WHAT IS BEING ASKED:
Below are some records; reproduce every one of them exactly.

MATERIAL TO PROCESS:
──────────────────────────────

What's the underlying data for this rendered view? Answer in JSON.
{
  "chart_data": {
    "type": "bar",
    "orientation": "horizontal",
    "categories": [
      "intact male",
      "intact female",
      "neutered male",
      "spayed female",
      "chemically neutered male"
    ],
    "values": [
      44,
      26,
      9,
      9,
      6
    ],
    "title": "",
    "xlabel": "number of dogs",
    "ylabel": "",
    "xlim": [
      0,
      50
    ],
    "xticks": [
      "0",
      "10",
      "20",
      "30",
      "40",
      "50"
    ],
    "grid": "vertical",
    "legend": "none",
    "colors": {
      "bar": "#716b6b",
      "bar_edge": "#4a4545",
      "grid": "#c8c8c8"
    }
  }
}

──────────────────────────────

THE RESULT:
What's the underlying data for this rendered view? Answer in JSON.
{
  "chart_data": {
    "type": "bar",
    "orientation": "horizontal",
    "categories": [
      "intact male",
      "intact female",
      "neutered male",
      "spayed female",
      "chemically neutered male"
    ],
    "values": [
      44,
      26,
      9,
      9,
      6
    ],
    "title": "",
    "xlabel": "number of dogs",
    "ylabel": "",
    "xlim": [
      0,
      50
    ],
    "xticks": [
      "0",
      "10",
      "20",
      "30",
      "40",
      "50"
    ],
    "grid": "vertical",
    "legend": "none",
    "colors": {
      "bar": "#716b6b",
      "bar_edge": "#4a4545",
      "grid": "#c8c8c8"
    }
  }
}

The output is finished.